[Dataset excerpt]
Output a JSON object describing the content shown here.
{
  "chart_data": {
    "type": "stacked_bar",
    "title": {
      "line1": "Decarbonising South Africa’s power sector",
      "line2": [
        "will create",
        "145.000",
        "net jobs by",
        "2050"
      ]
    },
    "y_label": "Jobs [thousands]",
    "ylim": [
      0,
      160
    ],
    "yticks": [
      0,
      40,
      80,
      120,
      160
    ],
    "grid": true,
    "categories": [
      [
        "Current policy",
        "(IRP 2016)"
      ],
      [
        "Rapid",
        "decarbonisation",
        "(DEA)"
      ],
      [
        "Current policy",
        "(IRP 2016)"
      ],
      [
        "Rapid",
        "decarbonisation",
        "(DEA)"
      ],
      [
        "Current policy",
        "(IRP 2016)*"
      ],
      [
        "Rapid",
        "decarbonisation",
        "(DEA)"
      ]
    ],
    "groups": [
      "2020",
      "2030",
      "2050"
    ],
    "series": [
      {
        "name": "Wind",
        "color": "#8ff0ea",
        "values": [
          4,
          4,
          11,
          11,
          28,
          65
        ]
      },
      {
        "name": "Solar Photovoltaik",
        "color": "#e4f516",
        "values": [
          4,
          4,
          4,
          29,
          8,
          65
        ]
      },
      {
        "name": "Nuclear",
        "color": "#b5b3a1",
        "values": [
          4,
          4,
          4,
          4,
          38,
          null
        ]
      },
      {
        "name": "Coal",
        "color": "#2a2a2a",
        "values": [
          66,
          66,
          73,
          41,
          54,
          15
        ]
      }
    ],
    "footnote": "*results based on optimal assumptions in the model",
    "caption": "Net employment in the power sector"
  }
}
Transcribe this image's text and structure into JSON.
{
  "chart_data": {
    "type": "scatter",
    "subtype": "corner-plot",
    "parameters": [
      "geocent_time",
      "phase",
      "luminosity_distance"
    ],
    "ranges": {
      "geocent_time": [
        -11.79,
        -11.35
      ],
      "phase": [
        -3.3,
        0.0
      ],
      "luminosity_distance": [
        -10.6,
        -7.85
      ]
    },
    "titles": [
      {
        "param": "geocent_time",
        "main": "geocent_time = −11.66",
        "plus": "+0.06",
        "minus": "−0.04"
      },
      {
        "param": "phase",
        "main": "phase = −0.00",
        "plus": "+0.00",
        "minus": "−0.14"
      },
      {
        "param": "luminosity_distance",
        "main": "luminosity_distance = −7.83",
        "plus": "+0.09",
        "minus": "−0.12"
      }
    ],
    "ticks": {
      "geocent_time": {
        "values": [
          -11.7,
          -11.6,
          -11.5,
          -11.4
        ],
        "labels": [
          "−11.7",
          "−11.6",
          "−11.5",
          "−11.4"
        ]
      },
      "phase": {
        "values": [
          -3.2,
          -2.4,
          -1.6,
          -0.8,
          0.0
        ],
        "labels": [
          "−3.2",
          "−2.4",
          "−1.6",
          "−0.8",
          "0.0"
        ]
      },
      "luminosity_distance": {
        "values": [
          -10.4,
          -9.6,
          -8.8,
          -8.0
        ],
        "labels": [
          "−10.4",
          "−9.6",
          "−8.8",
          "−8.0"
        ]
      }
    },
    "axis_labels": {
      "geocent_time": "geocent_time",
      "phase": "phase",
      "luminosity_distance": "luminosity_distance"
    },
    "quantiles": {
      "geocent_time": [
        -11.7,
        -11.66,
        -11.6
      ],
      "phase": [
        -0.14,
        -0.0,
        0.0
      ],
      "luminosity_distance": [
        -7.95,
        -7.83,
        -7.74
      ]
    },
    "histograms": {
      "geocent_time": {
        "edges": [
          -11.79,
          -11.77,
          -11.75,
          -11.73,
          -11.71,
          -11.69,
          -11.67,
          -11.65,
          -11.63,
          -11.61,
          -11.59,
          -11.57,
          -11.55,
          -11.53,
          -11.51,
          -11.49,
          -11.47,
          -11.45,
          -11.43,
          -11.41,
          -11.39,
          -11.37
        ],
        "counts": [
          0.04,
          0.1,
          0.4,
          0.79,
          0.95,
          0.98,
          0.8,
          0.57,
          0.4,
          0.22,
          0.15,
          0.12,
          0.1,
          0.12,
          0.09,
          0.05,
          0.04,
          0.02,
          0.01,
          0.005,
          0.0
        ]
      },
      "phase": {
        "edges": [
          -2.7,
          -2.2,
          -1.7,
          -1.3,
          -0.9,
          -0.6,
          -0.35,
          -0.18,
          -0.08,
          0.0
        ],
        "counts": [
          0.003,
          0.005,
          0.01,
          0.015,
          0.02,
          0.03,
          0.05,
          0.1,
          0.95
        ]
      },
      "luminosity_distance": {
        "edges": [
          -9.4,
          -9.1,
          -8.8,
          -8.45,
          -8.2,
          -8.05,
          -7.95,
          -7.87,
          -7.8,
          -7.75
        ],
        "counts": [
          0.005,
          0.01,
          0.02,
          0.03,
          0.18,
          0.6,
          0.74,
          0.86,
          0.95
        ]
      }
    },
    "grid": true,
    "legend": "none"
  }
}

_Task:_
Give an exact copy of all the data shown above.

_Solution to this problem:_
Output a JSON object describing the content shown here.
{
  "chart_data": {
    "type": "stacked_bar",
    "title": {
      "line1": "Decarbonising South Africa’s power sector",
      "line2": [
        "will create",
        "145.000",
        "net jobs by",
        "2050"
      ]
    },
    "y_label": "Jobs [thousands]",
    "ylim": [
      0,
      160
    ],
    "yticks": [
      0,
      40,
      80,
      120,
      160
    ],
    "grid": true,
    "categories": [
      [
        "Current policy",
        "(IRP 2016)"
      ],
      [
        "Rapid",
        "decarbonisation",
        "(DEA)"
      ],
      [
        "Current policy",
        "(IRP 2016)"
      ],
      [
        "Rapid",
        "decarbonisation",
        "(DEA)"
      ],
      [
        "Current policy",
        "(IRP 2016)*"
      ],
      [
        "Rapid",
        "decarbonisation",
        "(DEA)"
      ]
    ],
    "groups": [
      "2020",
      "2030",
      "2050"
    ],
    "series": [
      {
        "name": "Wind",
        "color": "#8ff0ea",
        "values": [
          4,
          4,
          11,
          11,
          28,
          65
        ]
      },
      {
        "name": "Solar Photovoltaik",
        "color": "#e4f516",
        "values": [
          4,
          4,
          4,
          29,
          8,
          65
        ]
      },
      {
        "name": "Nuclear",
        "color": "#b5b3a1",
        "values": [
          4,
          4,
          4,
          4,
          38,
          null
        ]
      },
      {
        "name": "Coal",
        "color": "#2a2a2a",
        "values": [
          66,
          66,
          73,
          41,
          54,
          15
        ]
      }
    ],
    "footnote": "*results based on optimal assumptions in the model",
    "caption": "Net employment in the power sector"
  }
}
Transcribe this image's text and structure into JSON.
{
  "chart_data": {
    "type": "scatter",
    "subtype": "corner-plot",
    "parameters": [
      "geocent_time",
      "phase",
      "luminosity_distance"
    ],
    "ranges": {
      "geocent_time": [
        -11.79,
        -11.35
      ],
      "phase": [
        -3.3,
        0.0
      ],
      "luminosity_distance": [
        -10.6,
        -7.85
      ]
    },
    "titles": [
      {
        "param": "geocent_time",
        "main": "geocent_time = −11.66",
        "plus": "+0.06",
        "minus": "−0.04"
      },
      {
        "param": "phase",
        "main": "phase = −0.00",
        "plus": "+0.00",
        "minus": "−0.14"
      },
      {
        "param": "luminosity_distance",
        "main": "luminosity_distance = −7.83",
        "plus": "+0.09",
        "minus": "−0.12"
      }
    ],
    "ticks": {
      "geocent_time": {
        "values": [
          -11.7,
          -11.6,
          -11.5,
          -11.4
        ],
        "labels": [
          "−11.7",
          "−11.6",
          "−11.5",
          "−11.4"
        ]
      },
      "phase": {
        "values": [
          -3.2,
          -2.4,
          -1.6,
          -0.8,
          0.0
        ],
        "labels": [
          "−3.2",
          "−2.4",
          "−1.6",
          "−0.8",
          "0.0"
        ]
      },
      "luminosity_distance": {
        "values": [
          -10.4,
          -9.6,
          -8.8,
          -8.0
        ],
        "labels": [
          "−10.4",
          "−9.6",
          "−8.8",
          "−8.0"
        ]
      }
    },
    "axis_labels": {
      "geocent_time": "geocent_time",
      "phase": "phase",
      "luminosity_distance": "luminosity_distance"
    },
    "quantiles": {
      "geocent_time": [
        -11.7,
        -11.66,
        -11.6
      ],
      "phase": [
        -0.14,
        -0.0,
        0.0
      ],
      "luminosity_distance": [
        -7.95,
        -7.83,
        -7.74
      ]
    },
    "histograms": {
      "geocent_time": {
        "edges": [
          -11.79,
          -11.77,
          -11.75,
          -11.73,
          -11.71,
          -11.69,
          -11.67,
          -11.65,
          -11.63,
          -11.61,
          -11.59,
          -11.57,
          -11.55,
          -11.53,
          -11.51,
          -11.49,
          -11.47,
          -11.45,
          -11.43,
          -11.41,
          -11.39,
          -11.37
        ],
        "counts": [
          0.04,
          0.1,
          0.4,
          0.79,
          0.95,
          0.98,
          0.8,
          0.57,
          0.4,
          0.22,
          0.15,
          0.12,
          0.1,
          0.12,
          0.09,
          0.05,
          0.04,
          0.02,
          0.01,
          0.005,
          0.0
        ]
      },
      "phase": {
        "edges": [
          -2.7,
          -2.2,
          -1.7,
          -1.3,
          -0.9,
          -0.6,
          -0.35,
          -0.18,
          -0.08,
          0.0
        ],
        "counts": [
          0.003,
          0.005,
          0.01,
          0.015,
          0.02,
          0.03,
          0.05,
          0.1,
          0.95
        ]
      },
      "luminosity_distance": {
        "edges": [
          -9.4,
          -9.1,
          -8.8,
          -8.45,
          -8.2,
          -8.05,
          -7.95,
          -7.87,
          -7.8,
          -7.75
        ],
        "counts": [
          0.005,
          0.01,
          0.02,
          0.03,
          0.18,
          0.6,
          0.74,
          0.86,
          0.95
        ]
      }
    },
    "grid": true,
    "legend": "none"
  }
}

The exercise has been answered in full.